## Exercise task
Search the material for the word "Time" and report each line where it turns up.

(Dataset entries)
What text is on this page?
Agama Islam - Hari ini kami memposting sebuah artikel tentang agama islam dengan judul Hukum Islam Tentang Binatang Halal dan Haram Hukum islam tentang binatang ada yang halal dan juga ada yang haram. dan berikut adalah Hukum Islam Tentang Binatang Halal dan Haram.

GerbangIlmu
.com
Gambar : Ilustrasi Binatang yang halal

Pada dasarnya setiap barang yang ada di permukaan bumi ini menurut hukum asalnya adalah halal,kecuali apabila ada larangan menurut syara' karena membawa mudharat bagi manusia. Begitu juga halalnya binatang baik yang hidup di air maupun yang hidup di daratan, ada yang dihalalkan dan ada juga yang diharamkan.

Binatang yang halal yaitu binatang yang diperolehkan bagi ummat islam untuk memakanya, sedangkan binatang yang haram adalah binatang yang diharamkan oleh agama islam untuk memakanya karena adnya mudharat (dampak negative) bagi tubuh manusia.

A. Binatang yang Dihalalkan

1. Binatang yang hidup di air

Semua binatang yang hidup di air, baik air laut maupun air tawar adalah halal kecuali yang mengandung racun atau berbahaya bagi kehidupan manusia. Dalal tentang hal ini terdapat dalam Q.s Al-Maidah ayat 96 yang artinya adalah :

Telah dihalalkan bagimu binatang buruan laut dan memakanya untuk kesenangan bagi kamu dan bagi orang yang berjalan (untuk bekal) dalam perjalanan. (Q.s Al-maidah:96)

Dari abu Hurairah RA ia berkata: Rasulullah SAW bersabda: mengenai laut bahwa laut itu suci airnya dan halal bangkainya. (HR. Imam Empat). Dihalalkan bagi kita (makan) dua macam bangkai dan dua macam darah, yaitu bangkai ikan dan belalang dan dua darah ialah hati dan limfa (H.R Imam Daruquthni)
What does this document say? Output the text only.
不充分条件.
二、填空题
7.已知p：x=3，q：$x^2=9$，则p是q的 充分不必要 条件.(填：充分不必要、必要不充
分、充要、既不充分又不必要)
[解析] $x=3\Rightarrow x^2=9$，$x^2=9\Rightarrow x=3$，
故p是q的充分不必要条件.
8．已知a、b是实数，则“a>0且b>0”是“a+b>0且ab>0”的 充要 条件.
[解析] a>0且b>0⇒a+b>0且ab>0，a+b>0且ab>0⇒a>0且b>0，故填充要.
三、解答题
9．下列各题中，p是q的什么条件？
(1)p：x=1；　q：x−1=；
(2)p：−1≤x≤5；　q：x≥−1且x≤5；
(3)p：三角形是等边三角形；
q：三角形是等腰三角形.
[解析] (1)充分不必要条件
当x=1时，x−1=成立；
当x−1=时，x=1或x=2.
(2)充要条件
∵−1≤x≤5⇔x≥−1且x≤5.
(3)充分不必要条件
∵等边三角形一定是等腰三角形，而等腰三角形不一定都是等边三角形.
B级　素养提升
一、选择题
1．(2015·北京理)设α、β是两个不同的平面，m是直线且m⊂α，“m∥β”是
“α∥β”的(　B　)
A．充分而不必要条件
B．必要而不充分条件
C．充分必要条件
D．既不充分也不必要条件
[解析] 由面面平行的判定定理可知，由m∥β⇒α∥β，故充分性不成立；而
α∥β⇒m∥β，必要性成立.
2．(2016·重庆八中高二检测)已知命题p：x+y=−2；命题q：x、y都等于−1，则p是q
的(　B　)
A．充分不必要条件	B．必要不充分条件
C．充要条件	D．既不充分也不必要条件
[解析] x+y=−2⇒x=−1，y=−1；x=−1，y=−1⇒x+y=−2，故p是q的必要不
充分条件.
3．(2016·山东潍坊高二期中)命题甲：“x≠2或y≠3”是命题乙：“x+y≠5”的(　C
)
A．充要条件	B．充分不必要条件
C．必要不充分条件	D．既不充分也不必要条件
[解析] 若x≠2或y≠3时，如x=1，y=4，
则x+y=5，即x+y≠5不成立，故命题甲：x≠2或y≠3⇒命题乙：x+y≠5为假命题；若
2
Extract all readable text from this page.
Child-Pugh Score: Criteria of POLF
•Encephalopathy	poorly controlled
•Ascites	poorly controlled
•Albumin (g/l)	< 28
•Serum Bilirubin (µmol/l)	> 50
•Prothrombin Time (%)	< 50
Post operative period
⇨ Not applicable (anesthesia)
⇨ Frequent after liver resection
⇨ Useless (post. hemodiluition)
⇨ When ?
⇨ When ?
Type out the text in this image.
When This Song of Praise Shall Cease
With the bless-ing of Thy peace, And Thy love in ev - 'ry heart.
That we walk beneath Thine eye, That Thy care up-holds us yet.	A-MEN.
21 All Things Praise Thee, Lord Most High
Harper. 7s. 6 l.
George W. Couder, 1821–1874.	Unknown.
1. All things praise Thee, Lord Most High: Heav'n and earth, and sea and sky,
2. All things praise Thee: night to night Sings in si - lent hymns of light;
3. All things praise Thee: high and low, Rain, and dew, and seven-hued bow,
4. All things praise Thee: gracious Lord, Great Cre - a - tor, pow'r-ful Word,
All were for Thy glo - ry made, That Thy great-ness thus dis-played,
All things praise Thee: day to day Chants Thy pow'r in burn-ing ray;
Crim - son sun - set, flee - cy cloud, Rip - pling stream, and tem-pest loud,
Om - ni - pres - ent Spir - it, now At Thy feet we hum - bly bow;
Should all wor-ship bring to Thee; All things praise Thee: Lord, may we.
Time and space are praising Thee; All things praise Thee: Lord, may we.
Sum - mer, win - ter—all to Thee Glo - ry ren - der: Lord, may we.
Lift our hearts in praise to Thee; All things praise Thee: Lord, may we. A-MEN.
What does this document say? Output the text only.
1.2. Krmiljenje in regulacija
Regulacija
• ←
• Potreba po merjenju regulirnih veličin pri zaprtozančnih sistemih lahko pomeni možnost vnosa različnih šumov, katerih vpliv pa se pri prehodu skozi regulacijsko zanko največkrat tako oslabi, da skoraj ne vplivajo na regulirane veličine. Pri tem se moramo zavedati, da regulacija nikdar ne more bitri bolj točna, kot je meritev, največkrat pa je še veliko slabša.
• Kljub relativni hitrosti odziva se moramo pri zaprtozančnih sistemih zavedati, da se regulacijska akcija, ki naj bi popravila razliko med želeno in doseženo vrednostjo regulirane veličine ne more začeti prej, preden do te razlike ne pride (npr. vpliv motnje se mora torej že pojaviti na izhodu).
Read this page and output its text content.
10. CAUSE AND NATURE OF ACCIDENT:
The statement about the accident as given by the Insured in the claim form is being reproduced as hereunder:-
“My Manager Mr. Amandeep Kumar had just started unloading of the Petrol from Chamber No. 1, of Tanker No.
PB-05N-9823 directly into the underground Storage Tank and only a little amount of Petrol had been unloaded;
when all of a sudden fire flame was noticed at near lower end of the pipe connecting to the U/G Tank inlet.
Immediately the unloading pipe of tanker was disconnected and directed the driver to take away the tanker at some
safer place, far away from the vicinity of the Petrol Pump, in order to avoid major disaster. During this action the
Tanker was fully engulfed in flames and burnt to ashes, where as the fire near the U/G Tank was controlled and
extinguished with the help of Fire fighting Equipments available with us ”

## Answer to this problem
•Prothrombin Time (%)	< 50
Time and space are praising Thee; All things praise Thee: Lord, may we.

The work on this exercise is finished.